> INSTRUCTION:
Search the material below for the word "into" and copy every line in which it occurs.

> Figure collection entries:

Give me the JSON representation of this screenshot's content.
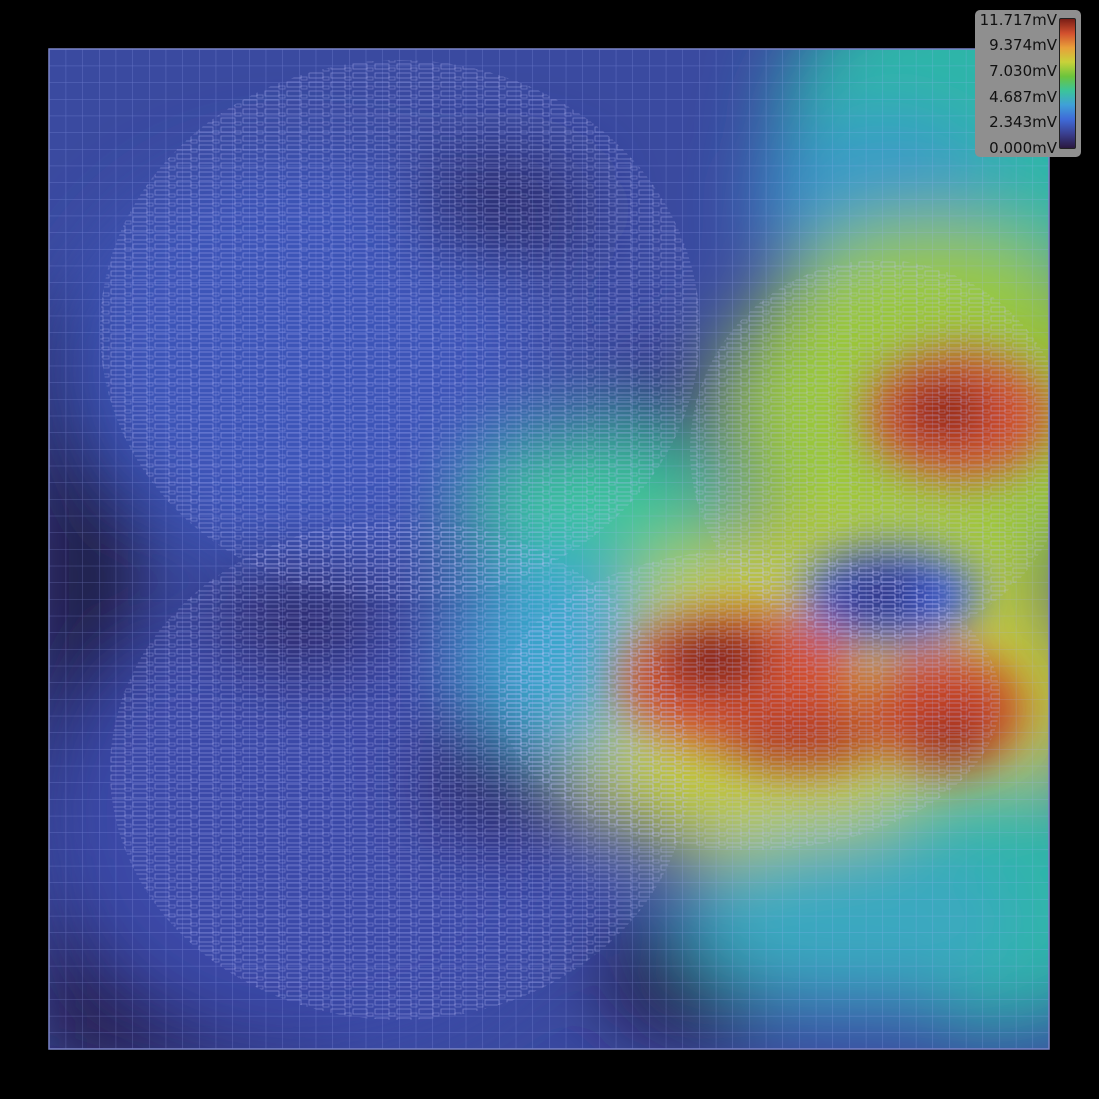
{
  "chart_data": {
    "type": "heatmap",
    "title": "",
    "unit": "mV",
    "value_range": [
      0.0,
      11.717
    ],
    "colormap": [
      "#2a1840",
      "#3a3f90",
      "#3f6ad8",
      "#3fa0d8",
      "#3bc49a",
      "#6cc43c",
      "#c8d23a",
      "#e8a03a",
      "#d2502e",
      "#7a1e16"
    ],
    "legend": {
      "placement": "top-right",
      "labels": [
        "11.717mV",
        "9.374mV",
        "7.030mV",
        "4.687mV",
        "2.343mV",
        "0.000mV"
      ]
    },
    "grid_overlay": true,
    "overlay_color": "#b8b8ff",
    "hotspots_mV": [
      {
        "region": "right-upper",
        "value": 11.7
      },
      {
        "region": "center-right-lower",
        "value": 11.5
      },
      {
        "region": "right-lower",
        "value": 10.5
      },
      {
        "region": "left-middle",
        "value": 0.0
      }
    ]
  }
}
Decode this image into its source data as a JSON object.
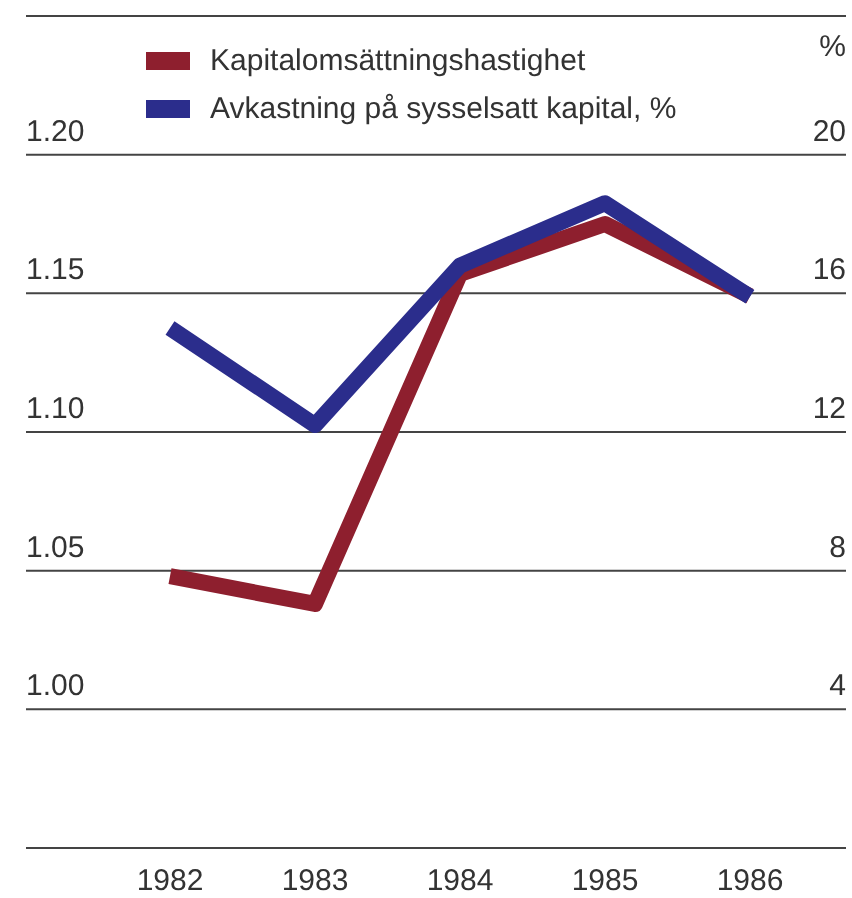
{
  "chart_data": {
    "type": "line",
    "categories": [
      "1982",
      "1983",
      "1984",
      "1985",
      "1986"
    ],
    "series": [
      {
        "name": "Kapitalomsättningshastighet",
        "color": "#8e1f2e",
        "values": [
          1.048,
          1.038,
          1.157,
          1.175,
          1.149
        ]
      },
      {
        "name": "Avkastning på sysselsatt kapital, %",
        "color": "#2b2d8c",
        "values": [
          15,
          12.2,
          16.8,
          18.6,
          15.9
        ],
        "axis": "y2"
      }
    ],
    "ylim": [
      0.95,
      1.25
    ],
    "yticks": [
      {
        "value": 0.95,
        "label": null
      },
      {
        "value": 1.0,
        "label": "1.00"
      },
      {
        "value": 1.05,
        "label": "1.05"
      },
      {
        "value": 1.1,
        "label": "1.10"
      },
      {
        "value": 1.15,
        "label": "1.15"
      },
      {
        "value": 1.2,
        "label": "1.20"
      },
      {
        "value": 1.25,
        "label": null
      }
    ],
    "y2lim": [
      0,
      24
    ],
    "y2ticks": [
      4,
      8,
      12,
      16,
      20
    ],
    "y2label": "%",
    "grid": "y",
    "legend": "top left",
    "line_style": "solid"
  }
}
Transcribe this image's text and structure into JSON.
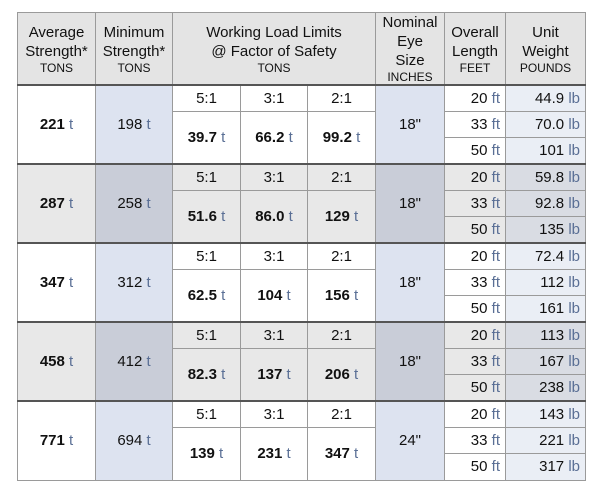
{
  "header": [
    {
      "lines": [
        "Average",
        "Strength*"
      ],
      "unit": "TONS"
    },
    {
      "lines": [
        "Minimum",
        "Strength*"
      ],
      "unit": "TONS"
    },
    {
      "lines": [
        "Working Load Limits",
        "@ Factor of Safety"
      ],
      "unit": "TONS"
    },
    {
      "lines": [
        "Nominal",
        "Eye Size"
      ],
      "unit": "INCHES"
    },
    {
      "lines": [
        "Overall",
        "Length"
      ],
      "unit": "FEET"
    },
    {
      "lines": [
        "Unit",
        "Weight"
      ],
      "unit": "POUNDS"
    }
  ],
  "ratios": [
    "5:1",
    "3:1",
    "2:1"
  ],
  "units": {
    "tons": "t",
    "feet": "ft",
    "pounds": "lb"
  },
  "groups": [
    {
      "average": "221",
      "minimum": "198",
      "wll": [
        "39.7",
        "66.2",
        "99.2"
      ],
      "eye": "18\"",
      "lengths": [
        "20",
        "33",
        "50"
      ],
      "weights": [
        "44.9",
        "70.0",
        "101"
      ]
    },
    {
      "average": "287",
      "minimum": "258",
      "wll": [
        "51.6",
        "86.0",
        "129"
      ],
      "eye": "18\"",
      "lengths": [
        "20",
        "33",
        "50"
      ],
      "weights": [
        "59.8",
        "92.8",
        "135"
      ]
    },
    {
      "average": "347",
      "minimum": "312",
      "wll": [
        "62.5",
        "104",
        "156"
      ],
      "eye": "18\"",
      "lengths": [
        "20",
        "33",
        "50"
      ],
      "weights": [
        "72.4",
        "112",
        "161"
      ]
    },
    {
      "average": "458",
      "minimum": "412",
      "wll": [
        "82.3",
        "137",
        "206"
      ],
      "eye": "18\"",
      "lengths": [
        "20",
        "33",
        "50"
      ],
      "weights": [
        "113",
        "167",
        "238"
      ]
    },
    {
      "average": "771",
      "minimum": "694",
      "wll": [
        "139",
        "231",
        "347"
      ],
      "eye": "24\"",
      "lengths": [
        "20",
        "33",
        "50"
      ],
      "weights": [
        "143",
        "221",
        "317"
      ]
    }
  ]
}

==

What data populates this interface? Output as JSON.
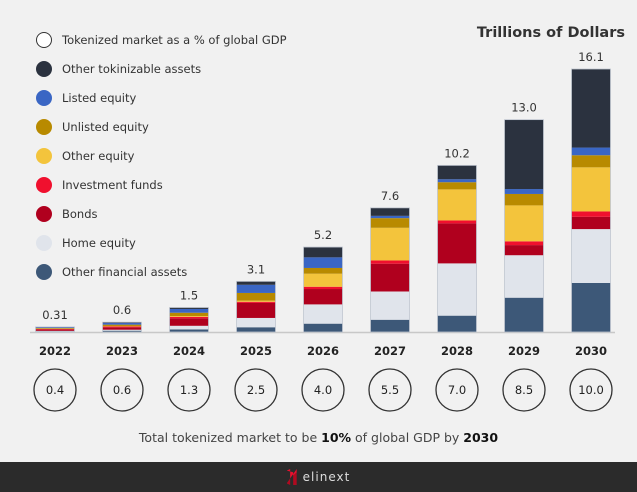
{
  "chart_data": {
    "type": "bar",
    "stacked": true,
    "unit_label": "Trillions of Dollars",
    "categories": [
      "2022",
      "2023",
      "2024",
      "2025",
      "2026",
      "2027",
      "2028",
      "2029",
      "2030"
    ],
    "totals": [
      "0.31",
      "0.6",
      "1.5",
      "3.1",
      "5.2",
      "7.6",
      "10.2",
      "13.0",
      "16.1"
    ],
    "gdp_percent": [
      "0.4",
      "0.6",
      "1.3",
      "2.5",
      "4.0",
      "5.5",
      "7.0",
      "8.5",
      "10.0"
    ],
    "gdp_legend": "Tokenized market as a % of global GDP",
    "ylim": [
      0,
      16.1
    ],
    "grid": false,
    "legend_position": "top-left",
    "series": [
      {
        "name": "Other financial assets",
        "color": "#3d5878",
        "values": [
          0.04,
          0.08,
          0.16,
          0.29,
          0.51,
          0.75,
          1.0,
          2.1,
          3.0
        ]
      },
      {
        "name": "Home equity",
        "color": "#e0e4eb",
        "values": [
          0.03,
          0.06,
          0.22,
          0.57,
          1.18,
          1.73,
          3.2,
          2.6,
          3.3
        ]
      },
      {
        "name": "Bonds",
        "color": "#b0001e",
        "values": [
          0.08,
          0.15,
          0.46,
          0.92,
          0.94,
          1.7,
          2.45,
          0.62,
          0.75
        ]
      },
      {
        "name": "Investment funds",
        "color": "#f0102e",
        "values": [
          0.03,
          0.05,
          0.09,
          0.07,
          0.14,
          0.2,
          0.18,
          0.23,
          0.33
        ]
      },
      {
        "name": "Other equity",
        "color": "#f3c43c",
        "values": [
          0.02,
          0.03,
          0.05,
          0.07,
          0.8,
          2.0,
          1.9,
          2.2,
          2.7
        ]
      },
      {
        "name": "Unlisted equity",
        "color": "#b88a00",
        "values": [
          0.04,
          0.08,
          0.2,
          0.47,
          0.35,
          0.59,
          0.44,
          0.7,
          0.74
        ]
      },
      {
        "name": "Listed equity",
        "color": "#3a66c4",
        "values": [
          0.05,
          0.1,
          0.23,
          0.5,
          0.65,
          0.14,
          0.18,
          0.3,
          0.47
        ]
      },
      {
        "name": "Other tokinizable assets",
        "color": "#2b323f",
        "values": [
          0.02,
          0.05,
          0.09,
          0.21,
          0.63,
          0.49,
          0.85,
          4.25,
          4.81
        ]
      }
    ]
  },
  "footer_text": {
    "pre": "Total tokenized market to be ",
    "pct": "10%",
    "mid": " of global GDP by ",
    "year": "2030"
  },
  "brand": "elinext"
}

> RESULT OF THIS TASK:
Decode this image into its source data as a JSON object.
Transcribe this image's text and structure into JSON.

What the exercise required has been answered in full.